▶ PROBLEM DESCRIPTION
Extract the full set of records that follows, word for word.

▶ EXERCISE INPUT

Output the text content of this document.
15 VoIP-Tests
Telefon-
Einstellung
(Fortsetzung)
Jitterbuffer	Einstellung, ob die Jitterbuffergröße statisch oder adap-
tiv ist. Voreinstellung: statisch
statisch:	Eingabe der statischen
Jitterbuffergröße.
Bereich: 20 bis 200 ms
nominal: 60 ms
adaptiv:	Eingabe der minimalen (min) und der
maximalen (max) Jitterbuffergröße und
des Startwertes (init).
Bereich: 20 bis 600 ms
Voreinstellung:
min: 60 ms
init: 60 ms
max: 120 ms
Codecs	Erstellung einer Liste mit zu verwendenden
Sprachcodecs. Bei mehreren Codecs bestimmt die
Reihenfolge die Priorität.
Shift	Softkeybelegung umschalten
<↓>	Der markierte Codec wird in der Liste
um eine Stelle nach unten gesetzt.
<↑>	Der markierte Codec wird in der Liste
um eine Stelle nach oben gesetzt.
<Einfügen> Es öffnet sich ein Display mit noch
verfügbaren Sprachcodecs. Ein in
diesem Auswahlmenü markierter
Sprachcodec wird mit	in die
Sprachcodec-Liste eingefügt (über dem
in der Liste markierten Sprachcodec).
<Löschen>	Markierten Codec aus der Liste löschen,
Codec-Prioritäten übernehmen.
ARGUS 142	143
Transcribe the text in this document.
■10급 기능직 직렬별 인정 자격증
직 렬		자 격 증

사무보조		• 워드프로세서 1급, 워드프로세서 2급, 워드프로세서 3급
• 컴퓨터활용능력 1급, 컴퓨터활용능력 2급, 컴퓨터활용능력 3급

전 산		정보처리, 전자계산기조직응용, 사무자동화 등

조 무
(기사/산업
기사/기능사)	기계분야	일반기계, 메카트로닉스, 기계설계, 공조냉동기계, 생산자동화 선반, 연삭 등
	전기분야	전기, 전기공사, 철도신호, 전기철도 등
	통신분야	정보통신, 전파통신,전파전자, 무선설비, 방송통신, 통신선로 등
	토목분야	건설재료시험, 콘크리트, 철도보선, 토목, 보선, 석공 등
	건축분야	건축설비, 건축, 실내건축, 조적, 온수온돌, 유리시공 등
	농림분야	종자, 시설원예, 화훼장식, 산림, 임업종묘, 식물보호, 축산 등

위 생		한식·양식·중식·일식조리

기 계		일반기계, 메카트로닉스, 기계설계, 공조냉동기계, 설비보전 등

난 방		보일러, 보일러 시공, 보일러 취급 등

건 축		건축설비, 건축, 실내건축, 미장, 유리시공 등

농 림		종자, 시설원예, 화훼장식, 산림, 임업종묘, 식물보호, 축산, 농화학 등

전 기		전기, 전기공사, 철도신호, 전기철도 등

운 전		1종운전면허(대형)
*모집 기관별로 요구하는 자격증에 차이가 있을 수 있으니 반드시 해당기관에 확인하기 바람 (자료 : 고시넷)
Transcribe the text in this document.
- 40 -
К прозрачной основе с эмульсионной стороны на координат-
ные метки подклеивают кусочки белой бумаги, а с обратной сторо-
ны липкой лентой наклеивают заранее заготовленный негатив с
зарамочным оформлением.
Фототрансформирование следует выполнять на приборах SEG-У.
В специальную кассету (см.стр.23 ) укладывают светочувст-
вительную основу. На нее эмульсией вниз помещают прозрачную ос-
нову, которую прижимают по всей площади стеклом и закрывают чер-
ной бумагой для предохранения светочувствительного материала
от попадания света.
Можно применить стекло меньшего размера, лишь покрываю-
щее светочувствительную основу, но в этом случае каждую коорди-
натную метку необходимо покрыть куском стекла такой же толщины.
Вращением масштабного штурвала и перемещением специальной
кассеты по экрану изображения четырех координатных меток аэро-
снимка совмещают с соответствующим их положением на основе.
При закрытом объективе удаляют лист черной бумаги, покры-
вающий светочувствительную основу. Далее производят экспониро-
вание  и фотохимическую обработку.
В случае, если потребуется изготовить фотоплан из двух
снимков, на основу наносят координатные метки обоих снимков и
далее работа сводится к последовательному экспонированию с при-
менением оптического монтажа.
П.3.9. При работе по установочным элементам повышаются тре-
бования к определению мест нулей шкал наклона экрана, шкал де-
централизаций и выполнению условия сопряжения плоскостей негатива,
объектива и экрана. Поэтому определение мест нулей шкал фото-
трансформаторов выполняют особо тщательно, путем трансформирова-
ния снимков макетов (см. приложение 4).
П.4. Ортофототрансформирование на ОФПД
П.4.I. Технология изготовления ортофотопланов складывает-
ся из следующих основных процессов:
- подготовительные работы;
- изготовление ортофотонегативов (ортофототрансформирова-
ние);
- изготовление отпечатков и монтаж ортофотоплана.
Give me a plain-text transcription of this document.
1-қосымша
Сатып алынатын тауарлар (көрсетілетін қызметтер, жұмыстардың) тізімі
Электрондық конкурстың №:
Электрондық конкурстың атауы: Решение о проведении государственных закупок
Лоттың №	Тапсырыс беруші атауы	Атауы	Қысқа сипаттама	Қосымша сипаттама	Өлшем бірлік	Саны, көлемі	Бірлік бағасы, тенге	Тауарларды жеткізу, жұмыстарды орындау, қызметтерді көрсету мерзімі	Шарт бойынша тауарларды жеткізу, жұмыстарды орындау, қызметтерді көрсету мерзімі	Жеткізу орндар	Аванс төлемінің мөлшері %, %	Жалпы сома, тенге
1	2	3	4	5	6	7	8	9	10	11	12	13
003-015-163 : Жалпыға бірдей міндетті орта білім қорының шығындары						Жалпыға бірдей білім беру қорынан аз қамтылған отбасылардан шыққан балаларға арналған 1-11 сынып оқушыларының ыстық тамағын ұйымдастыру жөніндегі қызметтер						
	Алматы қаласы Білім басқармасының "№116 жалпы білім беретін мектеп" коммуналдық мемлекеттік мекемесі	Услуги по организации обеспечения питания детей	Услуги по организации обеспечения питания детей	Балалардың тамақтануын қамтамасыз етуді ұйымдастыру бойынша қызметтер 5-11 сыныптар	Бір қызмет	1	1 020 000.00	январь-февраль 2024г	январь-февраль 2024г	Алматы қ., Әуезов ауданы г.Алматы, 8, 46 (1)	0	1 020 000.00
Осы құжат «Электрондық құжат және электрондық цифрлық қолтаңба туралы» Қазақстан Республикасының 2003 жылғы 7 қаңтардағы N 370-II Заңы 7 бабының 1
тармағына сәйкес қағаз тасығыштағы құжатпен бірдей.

▶ WRITTEN ANSWER
Output the text content of this document.
15 VoIP-Tests
Telefon-
Einstellung
(Fortsetzung)
Jitterbuffer	Einstellung, ob die Jitterbuffergröße statisch oder adap-
tiv ist. Voreinstellung: statisch
statisch:	Eingabe der statischen
Jitterbuffergröße.
Bereich: 20 bis 200 ms
nominal: 60 ms
adaptiv:	Eingabe der minimalen (min) und der
maximalen (max) Jitterbuffergröße und
des Startwertes (init).
Bereich: 20 bis 600 ms
Voreinstellung:
min: 60 ms
init: 60 ms
max: 120 ms
Codecs	Erstellung einer Liste mit zu verwendenden
Sprachcodecs. Bei mehreren Codecs bestimmt die
Reihenfolge die Priorität.
Shift	Softkeybelegung umschalten
<↓>	Der markierte Codec wird in der Liste
um eine Stelle nach unten gesetzt.
<↑>	Der markierte Codec wird in der Liste
um eine Stelle nach oben gesetzt.
<Einfügen> Es öffnet sich ein Display mit noch
verfügbaren Sprachcodecs. Ein in
diesem Auswahlmenü markierter
Sprachcodec wird mit	in die
Sprachcodec-Liste eingefügt (über dem
in der Liste markierten Sprachcodec).
<Löschen>	Markierten Codec aus der Liste löschen,
Codec-Prioritäten übernehmen.
ARGUS 142	143
Transcribe the text in this document.
■10급 기능직 직렬별 인정 자격증
직 렬		자 격 증

사무보조		• 워드프로세서 1급, 워드프로세서 2급, 워드프로세서 3급
• 컴퓨터활용능력 1급, 컴퓨터활용능력 2급, 컴퓨터활용능력 3급

전 산		정보처리, 전자계산기조직응용, 사무자동화 등

조 무
(기사/산업
기사/기능사)	기계분야	일반기계, 메카트로닉스, 기계설계, 공조냉동기계, 생산자동화 선반, 연삭 등
	전기분야	전기, 전기공사, 철도신호, 전기철도 등
	통신분야	정보통신, 전파통신,전파전자, 무선설비, 방송통신, 통신선로 등
	토목분야	건설재료시험, 콘크리트, 철도보선, 토목, 보선, 석공 등
	건축분야	건축설비, 건축, 실내건축, 조적, 온수온돌, 유리시공 등
	농림분야	종자, 시설원예, 화훼장식, 산림, 임업종묘, 식물보호, 축산 등

위 생		한식·양식·중식·일식조리

기 계		일반기계, 메카트로닉스, 기계설계, 공조냉동기계, 설비보전 등

난 방		보일러, 보일러 시공, 보일러 취급 등

건 축		건축설비, 건축, 실내건축, 미장, 유리시공 등

농 림		종자, 시설원예, 화훼장식, 산림, 임업종묘, 식물보호, 축산, 농화학 등

전 기		전기, 전기공사, 철도신호, 전기철도 등

운 전		1종운전면허(대형)
*모집 기관별로 요구하는 자격증에 차이가 있을 수 있으니 반드시 해당기관에 확인하기 바람 (자료 : 고시넷)
Transcribe the text in this document.
- 40 -
К прозрачной основе с эмульсионной стороны на координат-
ные метки подклеивают кусочки белой бумаги, а с обратной сторо-
ны липкой лентой наклеивают заранее заготовленный негатив с
зарамочным оформлением.
Фототрансформирование следует выполнять на приборах SEG-У.
В специальную кассету (см.стр.23 ) укладывают светочувст-
вительную основу. На нее эмульсией вниз помещают прозрачную ос-
нову, которую прижимают по всей площади стеклом и закрывают чер-
ной бумагой для предохранения светочувствительного материала
от попадания света.
Можно применить стекло меньшего размера, лишь покрываю-
щее светочувствительную основу, но в этом случае каждую коорди-
натную метку необходимо покрыть куском стекла такой же толщины.
Вращением масштабного штурвала и перемещением специальной
кассеты по экрану изображения четырех координатных меток аэро-
снимка совмещают с соответствующим их положением на основе.
При закрытом объективе удаляют лист черной бумаги, покры-
вающий светочувствительную основу. Далее производят экспониро-
вание  и фотохимическую обработку.
В случае, если потребуется изготовить фотоплан из двух
снимков, на основу наносят координатные метки обоих снимков и
далее работа сводится к последовательному экспонированию с при-
менением оптического монтажа.
П.3.9. При работе по установочным элементам повышаются тре-
бования к определению мест нулей шкал наклона экрана, шкал де-
централизаций и выполнению условия сопряжения плоскостей негатива,
объектива и экрана. Поэтому определение мест нулей шкал фото-
трансформаторов выполняют особо тщательно, путем трансформирова-
ния снимков макетов (см. приложение 4).
П.4. Ортофототрансформирование на ОФПД
П.4.I. Технология изготовления ортофотопланов складывает-
ся из следующих основных процессов:
- подготовительные работы;
- изготовление ортофотонегативов (ортофототрансформирова-
ние);
- изготовление отпечатков и монтаж ортофотоплана.
Give me a plain-text transcription of this document.
1-қосымша
Сатып алынатын тауарлар (көрсетілетін қызметтер, жұмыстардың) тізімі
Электрондық конкурстың №:
Электрондық конкурстың атауы: Решение о проведении государственных закупок
Лоттың №	Тапсырыс беруші атауы	Атауы	Қысқа сипаттама	Қосымша сипаттама	Өлшем бірлік	Саны, көлемі	Бірлік бағасы, тенге	Тауарларды жеткізу, жұмыстарды орындау, қызметтерді көрсету мерзімі	Шарт бойынша тауарларды жеткізу, жұмыстарды орындау, қызметтерді көрсету мерзімі	Жеткізу орндар	Аванс төлемінің мөлшері %, %	Жалпы сома, тенге
1	2	3	4	5	6	7	8	9	10	11	12	13
003-015-163 : Жалпыға бірдей міндетті орта білім қорының шығындары						Жалпыға бірдей білім беру қорынан аз қамтылған отбасылардан шыққан балаларға арналған 1-11 сынып оқушыларының ыстық тамағын ұйымдастыру жөніндегі қызметтер						
	Алматы қаласы Білім басқармасының "№116 жалпы білім беретін мектеп" коммуналдық мемлекеттік мекемесі	Услуги по организации обеспечения питания детей	Услуги по организации обеспечения питания детей	Балалардың тамақтануын қамтамасыз етуді ұйымдастыру бойынша қызметтер 5-11 сыныптар	Бір қызмет	1	1 020 000.00	январь-февраль 2024г	январь-февраль 2024г	Алматы қ., Әуезов ауданы г.Алматы, 8, 46 (1)	0	1 020 000.00
Осы құжат «Электрондық құжат және электрондық цифрлық қолтаңба туралы» Қазақстан Республикасының 2003 жылғы 7 қаңтардағы N 370-II Заңы 7 бабының 1
тармағына сәйкес қағаз тасығыштағы құжатпен бірдей.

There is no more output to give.